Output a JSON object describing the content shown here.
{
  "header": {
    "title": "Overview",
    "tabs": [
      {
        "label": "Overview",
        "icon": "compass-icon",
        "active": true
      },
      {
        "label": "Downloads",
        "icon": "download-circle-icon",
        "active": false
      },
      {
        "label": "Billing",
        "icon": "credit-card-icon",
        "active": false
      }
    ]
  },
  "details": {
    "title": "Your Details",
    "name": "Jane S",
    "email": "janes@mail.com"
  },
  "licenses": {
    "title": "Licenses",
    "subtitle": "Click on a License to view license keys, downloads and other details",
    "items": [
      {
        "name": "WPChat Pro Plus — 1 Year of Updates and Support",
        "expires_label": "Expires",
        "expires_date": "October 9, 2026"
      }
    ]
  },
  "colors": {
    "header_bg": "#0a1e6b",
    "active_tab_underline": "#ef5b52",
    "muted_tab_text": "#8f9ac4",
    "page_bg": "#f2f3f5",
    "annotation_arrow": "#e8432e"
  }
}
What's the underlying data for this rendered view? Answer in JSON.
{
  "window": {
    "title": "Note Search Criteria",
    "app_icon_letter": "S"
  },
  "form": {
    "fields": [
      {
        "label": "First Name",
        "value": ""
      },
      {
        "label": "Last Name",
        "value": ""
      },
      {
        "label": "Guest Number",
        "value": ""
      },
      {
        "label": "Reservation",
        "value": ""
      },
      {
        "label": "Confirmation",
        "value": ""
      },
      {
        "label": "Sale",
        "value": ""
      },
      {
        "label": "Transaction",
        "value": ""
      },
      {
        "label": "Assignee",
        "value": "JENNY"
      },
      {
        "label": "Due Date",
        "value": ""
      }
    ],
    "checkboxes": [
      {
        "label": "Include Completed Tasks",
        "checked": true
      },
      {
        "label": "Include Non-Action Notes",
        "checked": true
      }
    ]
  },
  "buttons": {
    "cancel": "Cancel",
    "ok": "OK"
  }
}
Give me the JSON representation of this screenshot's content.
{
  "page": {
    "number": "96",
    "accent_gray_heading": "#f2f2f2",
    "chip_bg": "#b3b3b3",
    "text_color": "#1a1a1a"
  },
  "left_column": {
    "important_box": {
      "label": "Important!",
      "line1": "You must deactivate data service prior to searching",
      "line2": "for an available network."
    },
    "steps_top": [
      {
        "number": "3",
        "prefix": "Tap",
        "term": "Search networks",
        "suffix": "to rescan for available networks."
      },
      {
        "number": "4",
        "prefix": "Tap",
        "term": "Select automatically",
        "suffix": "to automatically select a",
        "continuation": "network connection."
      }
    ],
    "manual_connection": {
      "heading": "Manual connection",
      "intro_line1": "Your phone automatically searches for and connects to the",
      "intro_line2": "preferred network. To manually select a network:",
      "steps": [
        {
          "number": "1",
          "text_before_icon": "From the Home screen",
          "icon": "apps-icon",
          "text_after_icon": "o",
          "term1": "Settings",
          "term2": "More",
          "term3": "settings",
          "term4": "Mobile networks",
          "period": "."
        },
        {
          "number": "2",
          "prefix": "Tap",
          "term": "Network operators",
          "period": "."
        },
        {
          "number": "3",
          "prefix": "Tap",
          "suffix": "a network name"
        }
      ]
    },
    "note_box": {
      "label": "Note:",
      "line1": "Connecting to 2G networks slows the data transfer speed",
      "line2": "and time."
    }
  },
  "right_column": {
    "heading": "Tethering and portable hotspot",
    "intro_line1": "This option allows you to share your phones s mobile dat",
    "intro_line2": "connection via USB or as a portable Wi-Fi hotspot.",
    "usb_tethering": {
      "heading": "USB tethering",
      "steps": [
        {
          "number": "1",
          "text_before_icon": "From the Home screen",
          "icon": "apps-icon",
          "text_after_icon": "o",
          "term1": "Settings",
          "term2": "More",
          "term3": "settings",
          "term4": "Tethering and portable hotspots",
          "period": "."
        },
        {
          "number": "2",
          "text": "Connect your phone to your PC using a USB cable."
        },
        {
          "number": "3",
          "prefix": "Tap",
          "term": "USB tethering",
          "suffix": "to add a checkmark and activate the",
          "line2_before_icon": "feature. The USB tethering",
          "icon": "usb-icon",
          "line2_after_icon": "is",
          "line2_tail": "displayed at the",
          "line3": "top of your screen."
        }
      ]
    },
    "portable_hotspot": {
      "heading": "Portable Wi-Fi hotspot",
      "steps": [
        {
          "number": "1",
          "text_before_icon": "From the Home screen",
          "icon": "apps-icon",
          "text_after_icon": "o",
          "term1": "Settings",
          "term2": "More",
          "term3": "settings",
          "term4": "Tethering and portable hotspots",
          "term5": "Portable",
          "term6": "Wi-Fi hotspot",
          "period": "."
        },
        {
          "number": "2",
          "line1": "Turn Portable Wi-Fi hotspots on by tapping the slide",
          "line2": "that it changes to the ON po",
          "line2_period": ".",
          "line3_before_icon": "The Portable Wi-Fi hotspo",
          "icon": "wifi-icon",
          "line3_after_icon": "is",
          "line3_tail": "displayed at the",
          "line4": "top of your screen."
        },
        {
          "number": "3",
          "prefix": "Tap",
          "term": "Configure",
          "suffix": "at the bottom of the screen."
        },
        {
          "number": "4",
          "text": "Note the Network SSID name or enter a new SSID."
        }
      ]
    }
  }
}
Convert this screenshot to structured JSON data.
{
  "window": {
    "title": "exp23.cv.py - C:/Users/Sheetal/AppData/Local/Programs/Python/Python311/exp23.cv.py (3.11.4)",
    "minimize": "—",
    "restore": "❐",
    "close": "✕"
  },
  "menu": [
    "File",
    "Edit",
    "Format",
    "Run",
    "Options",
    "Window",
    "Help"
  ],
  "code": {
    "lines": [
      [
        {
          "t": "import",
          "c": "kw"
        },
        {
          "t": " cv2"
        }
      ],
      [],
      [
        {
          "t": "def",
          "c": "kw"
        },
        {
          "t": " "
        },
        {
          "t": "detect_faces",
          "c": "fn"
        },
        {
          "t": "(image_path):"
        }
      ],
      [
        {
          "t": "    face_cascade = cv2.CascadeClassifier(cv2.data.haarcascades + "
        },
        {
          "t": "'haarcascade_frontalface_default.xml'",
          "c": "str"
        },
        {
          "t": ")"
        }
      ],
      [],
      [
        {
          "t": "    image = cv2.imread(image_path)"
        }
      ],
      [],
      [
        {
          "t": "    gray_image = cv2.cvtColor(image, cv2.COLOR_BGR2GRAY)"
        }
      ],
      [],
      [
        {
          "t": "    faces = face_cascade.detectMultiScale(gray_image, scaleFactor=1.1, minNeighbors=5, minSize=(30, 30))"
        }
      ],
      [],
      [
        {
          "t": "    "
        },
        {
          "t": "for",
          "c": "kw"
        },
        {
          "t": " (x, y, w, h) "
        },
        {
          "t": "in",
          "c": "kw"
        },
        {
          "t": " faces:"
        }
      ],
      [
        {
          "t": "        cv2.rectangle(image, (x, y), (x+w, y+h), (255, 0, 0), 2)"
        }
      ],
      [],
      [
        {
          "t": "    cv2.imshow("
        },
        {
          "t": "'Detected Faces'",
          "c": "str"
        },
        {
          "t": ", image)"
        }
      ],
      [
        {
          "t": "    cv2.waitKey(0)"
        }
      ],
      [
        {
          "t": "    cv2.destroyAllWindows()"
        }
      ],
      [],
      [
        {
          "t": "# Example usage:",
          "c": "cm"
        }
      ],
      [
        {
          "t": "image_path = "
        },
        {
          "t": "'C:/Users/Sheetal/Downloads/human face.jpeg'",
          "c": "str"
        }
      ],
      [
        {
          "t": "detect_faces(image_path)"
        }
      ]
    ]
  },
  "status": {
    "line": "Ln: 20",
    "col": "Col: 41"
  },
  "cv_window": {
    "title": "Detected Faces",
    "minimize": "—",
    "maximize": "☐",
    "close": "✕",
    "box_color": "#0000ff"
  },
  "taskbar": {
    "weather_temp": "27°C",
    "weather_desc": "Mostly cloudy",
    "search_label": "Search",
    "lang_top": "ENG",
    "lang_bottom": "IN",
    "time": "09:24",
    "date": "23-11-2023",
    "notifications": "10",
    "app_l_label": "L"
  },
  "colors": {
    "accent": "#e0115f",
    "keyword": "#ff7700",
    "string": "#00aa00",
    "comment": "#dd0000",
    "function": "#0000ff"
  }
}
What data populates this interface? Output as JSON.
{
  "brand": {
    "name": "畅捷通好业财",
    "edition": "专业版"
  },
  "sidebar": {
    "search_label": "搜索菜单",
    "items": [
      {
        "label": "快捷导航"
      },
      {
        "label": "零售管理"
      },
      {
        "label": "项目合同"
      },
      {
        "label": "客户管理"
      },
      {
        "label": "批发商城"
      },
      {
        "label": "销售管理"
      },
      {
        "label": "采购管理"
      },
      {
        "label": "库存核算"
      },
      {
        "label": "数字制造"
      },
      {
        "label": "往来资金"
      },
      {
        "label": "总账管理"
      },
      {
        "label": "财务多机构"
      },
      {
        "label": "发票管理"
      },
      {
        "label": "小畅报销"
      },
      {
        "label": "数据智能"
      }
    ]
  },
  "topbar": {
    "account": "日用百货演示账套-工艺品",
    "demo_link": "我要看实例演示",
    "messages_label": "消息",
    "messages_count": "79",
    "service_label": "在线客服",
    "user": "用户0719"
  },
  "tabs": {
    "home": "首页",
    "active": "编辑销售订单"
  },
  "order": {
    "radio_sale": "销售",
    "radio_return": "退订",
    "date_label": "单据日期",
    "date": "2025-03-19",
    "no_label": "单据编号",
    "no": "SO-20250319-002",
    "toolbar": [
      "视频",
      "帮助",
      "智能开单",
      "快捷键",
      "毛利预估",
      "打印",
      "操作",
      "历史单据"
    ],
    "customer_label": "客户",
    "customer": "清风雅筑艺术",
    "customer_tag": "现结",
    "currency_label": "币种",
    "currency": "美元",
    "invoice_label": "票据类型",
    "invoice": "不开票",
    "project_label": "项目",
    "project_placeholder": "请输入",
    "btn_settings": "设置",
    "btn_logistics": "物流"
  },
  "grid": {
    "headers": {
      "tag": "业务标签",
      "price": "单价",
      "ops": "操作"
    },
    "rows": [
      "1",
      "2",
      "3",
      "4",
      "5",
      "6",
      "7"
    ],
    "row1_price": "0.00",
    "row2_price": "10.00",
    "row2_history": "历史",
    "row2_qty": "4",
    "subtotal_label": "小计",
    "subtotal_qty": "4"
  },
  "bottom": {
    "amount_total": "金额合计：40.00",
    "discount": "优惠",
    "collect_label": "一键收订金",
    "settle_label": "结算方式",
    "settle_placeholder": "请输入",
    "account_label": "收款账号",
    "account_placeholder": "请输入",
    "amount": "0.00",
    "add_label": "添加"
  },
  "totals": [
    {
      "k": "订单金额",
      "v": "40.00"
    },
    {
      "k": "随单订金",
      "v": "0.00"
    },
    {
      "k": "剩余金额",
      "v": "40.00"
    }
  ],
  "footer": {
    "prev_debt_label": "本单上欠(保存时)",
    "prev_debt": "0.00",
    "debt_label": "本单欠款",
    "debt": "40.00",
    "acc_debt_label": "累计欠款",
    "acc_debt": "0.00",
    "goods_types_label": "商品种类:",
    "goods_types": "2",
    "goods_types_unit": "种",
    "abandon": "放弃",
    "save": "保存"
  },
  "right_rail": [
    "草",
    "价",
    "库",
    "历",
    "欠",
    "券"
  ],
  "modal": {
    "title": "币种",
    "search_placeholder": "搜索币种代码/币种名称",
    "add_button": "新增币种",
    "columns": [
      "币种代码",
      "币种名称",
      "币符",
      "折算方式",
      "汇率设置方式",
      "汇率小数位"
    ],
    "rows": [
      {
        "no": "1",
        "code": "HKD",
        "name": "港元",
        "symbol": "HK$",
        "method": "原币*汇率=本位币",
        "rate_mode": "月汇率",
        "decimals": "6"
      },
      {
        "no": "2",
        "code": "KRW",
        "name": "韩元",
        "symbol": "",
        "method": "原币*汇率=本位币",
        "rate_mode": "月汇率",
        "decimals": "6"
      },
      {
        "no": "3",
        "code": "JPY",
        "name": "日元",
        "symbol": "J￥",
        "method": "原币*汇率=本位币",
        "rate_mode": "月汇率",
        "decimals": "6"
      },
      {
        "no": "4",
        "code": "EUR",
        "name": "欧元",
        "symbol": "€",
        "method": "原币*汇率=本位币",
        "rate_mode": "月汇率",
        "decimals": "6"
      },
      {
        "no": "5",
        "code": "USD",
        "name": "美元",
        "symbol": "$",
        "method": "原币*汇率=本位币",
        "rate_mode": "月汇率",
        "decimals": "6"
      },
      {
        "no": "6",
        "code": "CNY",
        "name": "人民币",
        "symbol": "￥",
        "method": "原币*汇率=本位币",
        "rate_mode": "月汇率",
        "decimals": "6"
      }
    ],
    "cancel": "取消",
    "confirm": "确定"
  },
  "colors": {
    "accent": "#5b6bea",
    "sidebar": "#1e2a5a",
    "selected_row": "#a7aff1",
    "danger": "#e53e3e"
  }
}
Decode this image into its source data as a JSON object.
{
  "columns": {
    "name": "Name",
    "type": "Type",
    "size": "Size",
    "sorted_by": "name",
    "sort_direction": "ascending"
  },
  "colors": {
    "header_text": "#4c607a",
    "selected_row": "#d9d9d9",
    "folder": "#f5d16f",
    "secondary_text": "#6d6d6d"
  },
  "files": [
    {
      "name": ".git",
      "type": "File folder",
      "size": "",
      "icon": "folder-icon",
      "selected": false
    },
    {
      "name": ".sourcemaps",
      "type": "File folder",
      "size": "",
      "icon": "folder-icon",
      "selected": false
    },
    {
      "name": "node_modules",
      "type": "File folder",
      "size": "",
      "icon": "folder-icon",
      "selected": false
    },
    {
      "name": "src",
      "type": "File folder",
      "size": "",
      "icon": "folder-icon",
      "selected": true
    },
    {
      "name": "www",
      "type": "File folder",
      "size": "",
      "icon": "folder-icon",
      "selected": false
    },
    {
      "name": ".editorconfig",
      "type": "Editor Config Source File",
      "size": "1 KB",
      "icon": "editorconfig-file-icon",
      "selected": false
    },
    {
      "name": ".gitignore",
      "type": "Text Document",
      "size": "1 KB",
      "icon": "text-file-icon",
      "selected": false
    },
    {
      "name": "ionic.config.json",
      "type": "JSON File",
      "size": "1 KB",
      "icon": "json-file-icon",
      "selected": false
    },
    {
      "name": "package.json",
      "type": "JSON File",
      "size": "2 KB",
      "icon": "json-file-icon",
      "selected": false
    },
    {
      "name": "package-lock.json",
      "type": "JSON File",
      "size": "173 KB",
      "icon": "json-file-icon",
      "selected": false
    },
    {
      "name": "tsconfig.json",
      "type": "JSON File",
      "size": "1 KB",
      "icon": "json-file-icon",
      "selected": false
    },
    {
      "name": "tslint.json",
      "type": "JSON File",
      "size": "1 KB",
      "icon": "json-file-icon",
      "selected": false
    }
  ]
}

▶ _Task directions_: Gather up every line from the listing above in which the word "automatically" occurs.

▶ _Answer for the task_:
        "term": "Select automatically",
        "suffix": "to automatically select a",
      "intro_line1": "Your phone automatically searches for and connects to the",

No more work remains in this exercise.